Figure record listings

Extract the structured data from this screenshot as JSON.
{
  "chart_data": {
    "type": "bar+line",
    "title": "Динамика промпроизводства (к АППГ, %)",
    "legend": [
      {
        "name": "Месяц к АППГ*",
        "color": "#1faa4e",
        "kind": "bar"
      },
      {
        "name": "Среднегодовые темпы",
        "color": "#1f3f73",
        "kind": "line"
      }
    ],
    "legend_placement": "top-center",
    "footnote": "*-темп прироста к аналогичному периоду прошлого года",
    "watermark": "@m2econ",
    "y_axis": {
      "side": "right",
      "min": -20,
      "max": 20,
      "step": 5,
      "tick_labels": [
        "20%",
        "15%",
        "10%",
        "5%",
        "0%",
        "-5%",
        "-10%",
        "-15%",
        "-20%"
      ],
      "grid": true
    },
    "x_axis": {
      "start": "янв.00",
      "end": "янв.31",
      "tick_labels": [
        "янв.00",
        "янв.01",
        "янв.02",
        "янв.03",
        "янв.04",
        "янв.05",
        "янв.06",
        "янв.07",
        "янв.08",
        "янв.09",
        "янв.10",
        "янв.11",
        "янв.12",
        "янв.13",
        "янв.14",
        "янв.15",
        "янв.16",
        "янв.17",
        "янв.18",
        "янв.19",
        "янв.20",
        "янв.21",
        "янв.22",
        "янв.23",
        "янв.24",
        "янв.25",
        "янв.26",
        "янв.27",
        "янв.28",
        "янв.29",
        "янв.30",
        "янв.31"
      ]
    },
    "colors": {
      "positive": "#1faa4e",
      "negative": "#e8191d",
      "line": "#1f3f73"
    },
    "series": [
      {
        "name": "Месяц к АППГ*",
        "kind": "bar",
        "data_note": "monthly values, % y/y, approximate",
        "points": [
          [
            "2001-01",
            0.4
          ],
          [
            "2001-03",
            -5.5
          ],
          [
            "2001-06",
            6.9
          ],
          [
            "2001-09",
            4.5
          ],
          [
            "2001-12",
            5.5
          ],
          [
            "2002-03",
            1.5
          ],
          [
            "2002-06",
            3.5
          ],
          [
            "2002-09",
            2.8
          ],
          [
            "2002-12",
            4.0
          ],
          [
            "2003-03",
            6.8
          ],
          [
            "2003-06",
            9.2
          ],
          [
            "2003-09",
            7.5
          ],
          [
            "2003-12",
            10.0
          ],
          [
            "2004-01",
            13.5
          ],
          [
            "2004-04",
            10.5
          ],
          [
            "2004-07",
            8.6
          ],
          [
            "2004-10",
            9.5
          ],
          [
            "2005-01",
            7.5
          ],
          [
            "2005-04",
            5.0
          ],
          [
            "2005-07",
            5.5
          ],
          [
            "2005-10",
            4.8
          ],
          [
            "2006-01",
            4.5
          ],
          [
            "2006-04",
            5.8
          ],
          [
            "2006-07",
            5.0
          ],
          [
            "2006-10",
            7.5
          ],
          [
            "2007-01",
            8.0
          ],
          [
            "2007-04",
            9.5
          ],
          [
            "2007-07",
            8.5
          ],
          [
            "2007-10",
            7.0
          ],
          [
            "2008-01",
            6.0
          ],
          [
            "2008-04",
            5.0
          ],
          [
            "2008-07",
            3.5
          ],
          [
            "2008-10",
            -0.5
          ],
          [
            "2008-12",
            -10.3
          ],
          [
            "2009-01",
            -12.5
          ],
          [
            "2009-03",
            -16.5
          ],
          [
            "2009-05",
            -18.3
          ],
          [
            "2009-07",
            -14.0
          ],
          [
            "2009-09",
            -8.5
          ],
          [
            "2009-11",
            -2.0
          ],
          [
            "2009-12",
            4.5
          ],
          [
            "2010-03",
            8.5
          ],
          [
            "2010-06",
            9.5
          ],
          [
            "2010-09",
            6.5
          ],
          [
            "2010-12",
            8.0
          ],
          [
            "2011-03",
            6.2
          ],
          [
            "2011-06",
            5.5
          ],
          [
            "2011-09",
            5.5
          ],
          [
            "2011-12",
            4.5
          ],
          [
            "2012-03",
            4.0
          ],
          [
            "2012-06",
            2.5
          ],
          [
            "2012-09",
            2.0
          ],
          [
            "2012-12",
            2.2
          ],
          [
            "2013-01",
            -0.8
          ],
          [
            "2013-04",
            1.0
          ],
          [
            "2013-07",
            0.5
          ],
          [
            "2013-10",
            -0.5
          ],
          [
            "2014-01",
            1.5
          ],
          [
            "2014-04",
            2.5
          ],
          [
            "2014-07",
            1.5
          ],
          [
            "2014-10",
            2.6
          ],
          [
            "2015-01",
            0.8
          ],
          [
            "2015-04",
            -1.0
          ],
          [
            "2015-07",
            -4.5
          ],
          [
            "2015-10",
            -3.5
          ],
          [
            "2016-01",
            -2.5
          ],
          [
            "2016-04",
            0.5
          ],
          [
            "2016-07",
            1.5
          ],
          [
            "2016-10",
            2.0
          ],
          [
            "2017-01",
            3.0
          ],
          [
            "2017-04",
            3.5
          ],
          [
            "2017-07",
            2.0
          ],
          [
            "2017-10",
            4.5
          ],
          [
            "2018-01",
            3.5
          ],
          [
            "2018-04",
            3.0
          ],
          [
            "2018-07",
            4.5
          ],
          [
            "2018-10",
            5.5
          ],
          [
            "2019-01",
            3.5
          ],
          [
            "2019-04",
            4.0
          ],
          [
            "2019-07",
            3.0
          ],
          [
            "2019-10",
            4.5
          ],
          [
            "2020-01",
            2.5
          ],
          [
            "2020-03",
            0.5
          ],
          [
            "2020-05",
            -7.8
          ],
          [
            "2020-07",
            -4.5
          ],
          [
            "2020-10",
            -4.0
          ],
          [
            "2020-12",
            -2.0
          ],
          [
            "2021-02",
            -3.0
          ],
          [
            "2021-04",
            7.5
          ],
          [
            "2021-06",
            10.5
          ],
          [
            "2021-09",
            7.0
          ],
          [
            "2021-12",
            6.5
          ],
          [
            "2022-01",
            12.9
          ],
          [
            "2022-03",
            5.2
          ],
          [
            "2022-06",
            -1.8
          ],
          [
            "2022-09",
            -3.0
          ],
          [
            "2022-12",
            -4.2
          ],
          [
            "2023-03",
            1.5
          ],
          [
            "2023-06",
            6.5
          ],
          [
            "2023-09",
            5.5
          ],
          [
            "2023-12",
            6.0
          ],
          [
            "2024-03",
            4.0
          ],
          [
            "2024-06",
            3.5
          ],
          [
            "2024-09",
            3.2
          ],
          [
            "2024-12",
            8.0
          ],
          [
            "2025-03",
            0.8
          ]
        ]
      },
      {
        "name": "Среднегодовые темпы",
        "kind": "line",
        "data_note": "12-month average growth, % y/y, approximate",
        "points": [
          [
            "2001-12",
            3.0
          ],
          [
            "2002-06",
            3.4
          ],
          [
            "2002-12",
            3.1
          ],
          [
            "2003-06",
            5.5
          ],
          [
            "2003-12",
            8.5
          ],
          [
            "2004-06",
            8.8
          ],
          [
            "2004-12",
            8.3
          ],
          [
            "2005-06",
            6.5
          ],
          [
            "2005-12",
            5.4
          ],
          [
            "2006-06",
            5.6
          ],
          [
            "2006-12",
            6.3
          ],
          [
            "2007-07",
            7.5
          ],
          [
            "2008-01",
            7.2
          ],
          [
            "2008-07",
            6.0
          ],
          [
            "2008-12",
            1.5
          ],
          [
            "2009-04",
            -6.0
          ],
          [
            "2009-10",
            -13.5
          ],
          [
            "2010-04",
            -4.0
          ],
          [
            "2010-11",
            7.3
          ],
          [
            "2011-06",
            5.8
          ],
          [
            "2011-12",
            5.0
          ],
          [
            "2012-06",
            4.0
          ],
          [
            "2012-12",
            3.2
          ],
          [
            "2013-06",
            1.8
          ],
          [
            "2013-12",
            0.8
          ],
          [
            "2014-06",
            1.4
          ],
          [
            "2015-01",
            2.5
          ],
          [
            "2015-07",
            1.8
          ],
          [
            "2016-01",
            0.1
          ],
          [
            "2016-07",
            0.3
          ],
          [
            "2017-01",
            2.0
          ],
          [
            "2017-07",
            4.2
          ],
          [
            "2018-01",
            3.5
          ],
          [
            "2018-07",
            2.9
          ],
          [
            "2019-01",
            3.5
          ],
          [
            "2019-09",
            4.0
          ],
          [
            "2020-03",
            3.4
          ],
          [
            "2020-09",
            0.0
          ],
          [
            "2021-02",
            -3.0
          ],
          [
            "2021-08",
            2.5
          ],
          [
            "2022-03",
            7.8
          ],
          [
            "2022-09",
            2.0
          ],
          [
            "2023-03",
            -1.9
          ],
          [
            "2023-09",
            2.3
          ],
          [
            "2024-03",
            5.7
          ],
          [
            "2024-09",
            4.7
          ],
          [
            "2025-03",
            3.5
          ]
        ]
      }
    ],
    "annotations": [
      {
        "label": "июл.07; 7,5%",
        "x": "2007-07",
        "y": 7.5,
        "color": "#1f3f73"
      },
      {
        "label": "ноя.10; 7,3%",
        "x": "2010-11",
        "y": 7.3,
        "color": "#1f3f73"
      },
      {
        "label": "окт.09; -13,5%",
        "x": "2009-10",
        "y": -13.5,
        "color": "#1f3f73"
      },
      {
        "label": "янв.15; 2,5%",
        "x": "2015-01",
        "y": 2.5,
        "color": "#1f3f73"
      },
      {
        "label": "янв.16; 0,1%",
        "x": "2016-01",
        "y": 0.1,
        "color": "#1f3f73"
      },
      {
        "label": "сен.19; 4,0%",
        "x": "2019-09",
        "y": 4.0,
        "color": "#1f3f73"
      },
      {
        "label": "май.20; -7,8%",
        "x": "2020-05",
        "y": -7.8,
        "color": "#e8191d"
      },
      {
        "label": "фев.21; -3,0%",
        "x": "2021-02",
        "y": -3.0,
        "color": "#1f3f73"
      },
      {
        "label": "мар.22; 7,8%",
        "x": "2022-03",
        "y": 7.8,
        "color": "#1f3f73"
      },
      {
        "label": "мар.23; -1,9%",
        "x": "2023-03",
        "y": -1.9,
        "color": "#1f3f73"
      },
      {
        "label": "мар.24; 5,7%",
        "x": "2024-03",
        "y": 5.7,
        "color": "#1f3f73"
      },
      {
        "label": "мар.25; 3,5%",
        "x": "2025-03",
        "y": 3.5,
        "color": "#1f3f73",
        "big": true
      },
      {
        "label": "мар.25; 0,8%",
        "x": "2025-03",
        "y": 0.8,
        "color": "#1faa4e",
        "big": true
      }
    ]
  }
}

» WHAT YOU SHOULD DO
Examine the records and pull out every line where the string "kind" occurs.

» EXPECTED OUTPUT
        "kind": "bar"
        "kind": "line"
        "kind": "bar",
        "kind": "line",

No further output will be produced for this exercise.